[Figure record extracts]
*-*-*
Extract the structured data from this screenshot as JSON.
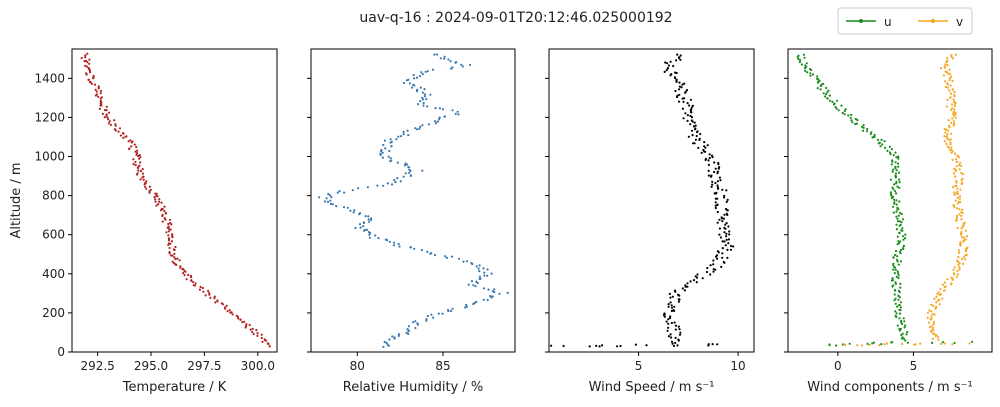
{
  "title": "uav-q-16 : 2024-09-01T20:12:46.025000192",
  "legend": {
    "placement": "top-right",
    "items": [
      {
        "label": "u",
        "color": "#1a8c1a"
      },
      {
        "label": "v",
        "color": "#f5a623"
      }
    ]
  },
  "chart_data": [
    {
      "type": "scatter",
      "xlabel": "Temperature / K",
      "ylabel": "Altitude / m",
      "xlim": [
        291.3,
        300.9
      ],
      "ylim": [
        0,
        1550
      ],
      "xticks": [
        "292.5",
        "295.0",
        "297.5",
        "300.0"
      ],
      "xtick_values": [
        292.5,
        295.0,
        297.5,
        300.0
      ],
      "yticks": [
        "0",
        "200",
        "400",
        "600",
        "800",
        "1000",
        "1200",
        "1400"
      ],
      "ytick_values": [
        0,
        200,
        400,
        600,
        800,
        1000,
        1200,
        1400
      ],
      "series": [
        {
          "color": "#b22222",
          "spread": 0.2,
          "points": [
            [
              300.5,
              30
            ],
            [
              300.1,
              80
            ],
            [
              299.3,
              150
            ],
            [
              298.5,
              230
            ],
            [
              297.6,
              300
            ],
            [
              296.8,
              380
            ],
            [
              296.2,
              450
            ],
            [
              296.0,
              520
            ],
            [
              295.9,
              600
            ],
            [
              295.7,
              680
            ],
            [
              295.4,
              760
            ],
            [
              295.0,
              830
            ],
            [
              294.6,
              880
            ],
            [
              294.4,
              940
            ],
            [
              294.3,
              1000
            ],
            [
              294.0,
              1080
            ],
            [
              293.3,
              1160
            ],
            [
              292.8,
              1240
            ],
            [
              292.5,
              1330
            ],
            [
              292.1,
              1420
            ],
            [
              291.9,
              1480
            ],
            [
              292.0,
              1530
            ]
          ]
        }
      ]
    },
    {
      "type": "scatter",
      "xlabel": "Relative Humidity / %",
      "ylabel": "",
      "xlim": [
        77.3,
        89.2
      ],
      "ylim": [
        0,
        1550
      ],
      "xticks": [
        "80",
        "85"
      ],
      "xtick_values": [
        80,
        85
      ],
      "yticks": [],
      "ytick_values": [
        0,
        200,
        400,
        600,
        800,
        1000,
        1200,
        1400
      ],
      "series": [
        {
          "color": "#3a78b0",
          "spread": 0.35,
          "points": [
            [
              81.5,
              30
            ],
            [
              82.0,
              60
            ],
            [
              82.8,
              100
            ],
            [
              83.5,
              150
            ],
            [
              84.8,
              200
            ],
            [
              86.5,
              240
            ],
            [
              88.5,
              300
            ],
            [
              86.5,
              340
            ],
            [
              87.5,
              400
            ],
            [
              87.0,
              450
            ],
            [
              85.5,
              480
            ],
            [
              83.5,
              520
            ],
            [
              82.0,
              560
            ],
            [
              80.5,
              600
            ],
            [
              80.2,
              640
            ],
            [
              81.0,
              680
            ],
            [
              79.2,
              740
            ],
            [
              78.0,
              790
            ],
            [
              79.5,
              830
            ],
            [
              82.0,
              860
            ],
            [
              83.5,
              930
            ],
            [
              81.5,
              1000
            ],
            [
              81.8,
              1080
            ],
            [
              83.2,
              1130
            ],
            [
              85.8,
              1220
            ],
            [
              83.5,
              1270
            ],
            [
              84.0,
              1320
            ],
            [
              83.0,
              1380
            ],
            [
              84.0,
              1440
            ],
            [
              86.5,
              1460
            ],
            [
              85.0,
              1500
            ],
            [
              84.5,
              1530
            ]
          ]
        }
      ]
    },
    {
      "type": "scatter",
      "xlabel": "Wind Speed / m s⁻¹",
      "ylabel": "",
      "xlim": [
        0.5,
        10.8
      ],
      "ylim": [
        0,
        1550
      ],
      "xticks": [
        "5",
        "10"
      ],
      "xtick_values": [
        5,
        10
      ],
      "yticks": [],
      "ytick_values": [
        0,
        200,
        400,
        600,
        800,
        1000,
        1200,
        1400
      ],
      "series": [
        {
          "color": "#000000",
          "spread": 0.35,
          "points": [
            [
              6.8,
              40
            ],
            [
              6.8,
              100
            ],
            [
              6.6,
              200
            ],
            [
              6.8,
              300
            ],
            [
              7.5,
              350
            ],
            [
              8.3,
              400
            ],
            [
              9.0,
              450
            ],
            [
              9.5,
              550
            ],
            [
              9.2,
              650
            ],
            [
              9.2,
              800
            ],
            [
              8.8,
              900
            ],
            [
              8.6,
              1000
            ],
            [
              7.8,
              1100
            ],
            [
              7.5,
              1200
            ],
            [
              7.3,
              1300
            ],
            [
              6.8,
              1400
            ],
            [
              6.5,
              1480
            ],
            [
              7.2,
              1530
            ]
          ]
        },
        {
          "color": "#000000",
          "spread": 0.6,
          "points": [
            [
              1.0,
              30
            ],
            [
              3.0,
              30
            ],
            [
              5.0,
              35
            ],
            [
              8.0,
              35
            ],
            [
              9.5,
              40
            ]
          ]
        }
      ]
    },
    {
      "type": "scatter",
      "xlabel": "Wind components / m s⁻¹",
      "ylabel": "",
      "xlim": [
        -3.3,
        10.2
      ],
      "ylim": [
        0,
        1550
      ],
      "xticks": [
        "0",
        "5"
      ],
      "xtick_values": [
        0,
        5
      ],
      "yticks": [],
      "ytick_values": [
        0,
        200,
        400,
        600,
        800,
        1000,
        1200,
        1400
      ],
      "series": [
        {
          "name": "u",
          "color": "#1a8c1a",
          "spread": 0.3,
          "points": [
            [
              4.5,
              60
            ],
            [
              4.0,
              200
            ],
            [
              3.8,
              400
            ],
            [
              4.2,
              600
            ],
            [
              3.8,
              800
            ],
            [
              3.8,
              1000
            ],
            [
              2.5,
              1100
            ],
            [
              0.8,
              1200
            ],
            [
              -0.5,
              1300
            ],
            [
              -1.5,
              1400
            ],
            [
              -2.3,
              1480
            ],
            [
              -2.5,
              1530
            ]
          ]
        },
        {
          "name": "u",
          "color": "#1a8c1a",
          "spread": 0.8,
          "points": [
            [
              -1.0,
              35
            ],
            [
              1.0,
              40
            ],
            [
              3.0,
              45
            ],
            [
              5.5,
              50
            ],
            [
              9.0,
              50
            ]
          ]
        },
        {
          "name": "v",
          "color": "#f5a623",
          "spread": 0.3,
          "points": [
            [
              6.5,
              60
            ],
            [
              6.2,
              200
            ],
            [
              6.8,
              300
            ],
            [
              7.8,
              400
            ],
            [
              8.3,
              500
            ],
            [
              8.3,
              600
            ],
            [
              8.0,
              700
            ],
            [
              7.8,
              800
            ],
            [
              8.0,
              900
            ],
            [
              7.8,
              1000
            ],
            [
              7.2,
              1100
            ],
            [
              7.5,
              1200
            ],
            [
              7.5,
              1300
            ],
            [
              7.3,
              1400
            ],
            [
              7.0,
              1480
            ],
            [
              8.0,
              1530
            ]
          ]
        },
        {
          "name": "v",
          "color": "#f5a623",
          "spread": 0.8,
          "points": [
            [
              0.0,
              35
            ],
            [
              2.0,
              35
            ],
            [
              4.0,
              40
            ],
            [
              6.5,
              40
            ],
            [
              8.5,
              40
            ]
          ]
        }
      ]
    }
  ]
}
*-*-*
**Problem to work on:**
Leaving the pictures aside, transcribe the entire listing exactly.

**Response:**
Extract the structured data from this screenshot as JSON.
{
  "title": "uav-q-16 : 2024-09-01T20:12:46.025000192",
  "legend": {
    "placement": "top-right",
    "items": [
      {
        "label": "u",
        "color": "#1a8c1a"
      },
      {
        "label": "v",
        "color": "#f5a623"
      }
    ]
  },
  "chart_data": [
    {
      "type": "scatter",
      "xlabel": "Temperature / K",
      "ylabel": "Altitude / m",
      "xlim": [
        291.3,
        300.9
      ],
      "ylim": [
        0,
        1550
      ],
      "xticks": [
        "292.5",
        "295.0",
        "297.5",
        "300.0"
      ],
      "xtick_values": [
        292.5,
        295.0,
        297.5,
        300.0
      ],
      "yticks": [
        "0",
        "200",
        "400",
        "600",
        "800",
        "1000",
        "1200",
        "1400"
      ],
      "ytick_values": [
        0,
        200,
        400,
        600,
        800,
        1000,
        1200,
        1400
      ],
      "series": [
        {
          "color": "#b22222",
          "spread": 0.2,
          "points": [
            [
              300.5,
              30
            ],
            [
              300.1,
              80
            ],
            [
              299.3,
              150
            ],
            [
              298.5,
              230
            ],
            [
              297.6,
              300
            ],
            [
              296.8,
              380
            ],
            [
              296.2,
              450
            ],
            [
              296.0,
              520
            ],
            [
              295.9,
              600
            ],
            [
              295.7,
              680
            ],
            [
              295.4,
              760
            ],
            [
              295.0,
              830
            ],
            [
              294.6,
              880
            ],
            [
              294.4,
              940
            ],
            [
              294.3,
              1000
            ],
            [
              294.0,
              1080
            ],
            [
              293.3,
              1160
            ],
            [
              292.8,
              1240
            ],
            [
              292.5,
              1330
            ],
            [
              292.1,
              1420
            ],
            [
              291.9,
              1480
            ],
            [
              292.0,
              1530
            ]
          ]
        }
      ]
    },
    {
      "type": "scatter",
      "xlabel": "Relative Humidity / %",
      "ylabel": "",
      "xlim": [
        77.3,
        89.2
      ],
      "ylim": [
        0,
        1550
      ],
      "xticks": [
        "80",
        "85"
      ],
      "xtick_values": [
        80,
        85
      ],
      "yticks": [],
      "ytick_values": [
        0,
        200,
        400,
        600,
        800,
        1000,
        1200,
        1400
      ],
      "series": [
        {
          "color": "#3a78b0",
          "spread": 0.35,
          "points": [
            [
              81.5,
              30
            ],
            [
              82.0,
              60
            ],
            [
              82.8,
              100
            ],
            [
              83.5,
              150
            ],
            [
              84.8,
              200
            ],
            [
              86.5,
              240
            ],
            [
              88.5,
              300
            ],
            [
              86.5,
              340
            ],
            [
              87.5,
              400
            ],
            [
              87.0,
              450
            ],
            [
              85.5,
              480
            ],
            [
              83.5,
              520
            ],
            [
              82.0,
              560
            ],
            [
              80.5,
              600
            ],
            [
              80.2,
              640
            ],
            [
              81.0,
              680
            ],
            [
              79.2,
              740
            ],
            [
              78.0,
              790
            ],
            [
              79.5,
              830
            ],
            [
              82.0,
              860
            ],
            [
              83.5,
              930
            ],
            [
              81.5,
              1000
            ],
            [
              81.8,
              1080
            ],
            [
              83.2,
              1130
            ],
            [
              85.8,
              1220
            ],
            [
              83.5,
              1270
            ],
            [
              84.0,
              1320
            ],
            [
              83.0,
              1380
            ],
            [
              84.0,
              1440
            ],
            [
              86.5,
              1460
            ],
            [
              85.0,
              1500
            ],
            [
              84.5,
              1530
            ]
          ]
        }
      ]
    },
    {
      "type": "scatter",
      "xlabel": "Wind Speed / m s⁻¹",
      "ylabel": "",
      "xlim": [
        0.5,
        10.8
      ],
      "ylim": [
        0,
        1550
      ],
      "xticks": [
        "5",
        "10"
      ],
      "xtick_values": [
        5,
        10
      ],
      "yticks": [],
      "ytick_values": [
        0,
        200,
        400,
        600,
        800,
        1000,
        1200,
        1400
      ],
      "series": [
        {
          "color": "#000000",
          "spread": 0.35,
          "points": [
            [
              6.8,
              40
            ],
            [
              6.8,
              100
            ],
            [
              6.6,
              200
            ],
            [
              6.8,
              300
            ],
            [
              7.5,
              350
            ],
            [
              8.3,
              400
            ],
            [
              9.0,
              450
            ],
            [
              9.5,
              550
            ],
            [
              9.2,
              650
            ],
            [
              9.2,
              800
            ],
            [
              8.8,
              900
            ],
            [
              8.6,
              1000
            ],
            [
              7.8,
              1100
            ],
            [
              7.5,
              1200
            ],
            [
              7.3,
              1300
            ],
            [
              6.8,
              1400
            ],
            [
              6.5,
              1480
            ],
            [
              7.2,
              1530
            ]
          ]
        },
        {
          "color": "#000000",
          "spread": 0.6,
          "points": [
            [
              1.0,
              30
            ],
            [
              3.0,
              30
            ],
            [
              5.0,
              35
            ],
            [
              8.0,
              35
            ],
            [
              9.5,
              40
            ]
          ]
        }
      ]
    },
    {
      "type": "scatter",
      "xlabel": "Wind components / m s⁻¹",
      "ylabel": "",
      "xlim": [
        -3.3,
        10.2
      ],
      "ylim": [
        0,
        1550
      ],
      "xticks": [
        "0",
        "5"
      ],
      "xtick_values": [
        0,
        5
      ],
      "yticks": [],
      "ytick_values": [
        0,
        200,
        400,
        600,
        800,
        1000,
        1200,
        1400
      ],
      "series": [
        {
          "name": "u",
          "color": "#1a8c1a",
          "spread": 0.3,
          "points": [
            [
              4.5,
              60
            ],
            [
              4.0,
              200
            ],
            [
              3.8,
              400
            ],
            [
              4.2,
              600
            ],
            [
              3.8,
              800
            ],
            [
              3.8,
              1000
            ],
            [
              2.5,
              1100
            ],
            [
              0.8,
              1200
            ],
            [
              -0.5,
              1300
            ],
            [
              -1.5,
              1400
            ],
            [
              -2.3,
              1480
            ],
            [
              -2.5,
              1530
            ]
          ]
        },
        {
          "name": "u",
          "color": "#1a8c1a",
          "spread": 0.8,
          "points": [
            [
              -1.0,
              35
            ],
            [
              1.0,
              40
            ],
            [
              3.0,
              45
            ],
            [
              5.5,
              50
            ],
            [
              9.0,
              50
            ]
          ]
        },
        {
          "name": "v",
          "color": "#f5a623",
          "spread": 0.3,
          "points": [
            [
              6.5,
              60
            ],
            [
              6.2,
              200
            ],
            [
              6.8,
              300
            ],
            [
              7.8,
              400
            ],
            [
              8.3,
              500
            ],
            [
              8.3,
              600
            ],
            [
              8.0,
              700
            ],
            [
              7.8,
              800
            ],
            [
              8.0,
              900
            ],
            [
              7.8,
              1000
            ],
            [
              7.2,
              1100
            ],
            [
              7.5,
              1200
            ],
            [
              7.5,
              1300
            ],
            [
              7.3,
              1400
            ],
            [
              7.0,
              1480
            ],
            [
              8.0,
              1530
            ]
          ]
        },
        {
          "name": "v",
          "color": "#f5a623",
          "spread": 0.8,
          "points": [
            [
              0.0,
              35
            ],
            [
              2.0,
              35
            ],
            [
              4.0,
              40
            ],
            [
              6.5,
              40
            ],
            [
              8.5,
              40
            ]
          ]
        }
      ]
    }
  ]
}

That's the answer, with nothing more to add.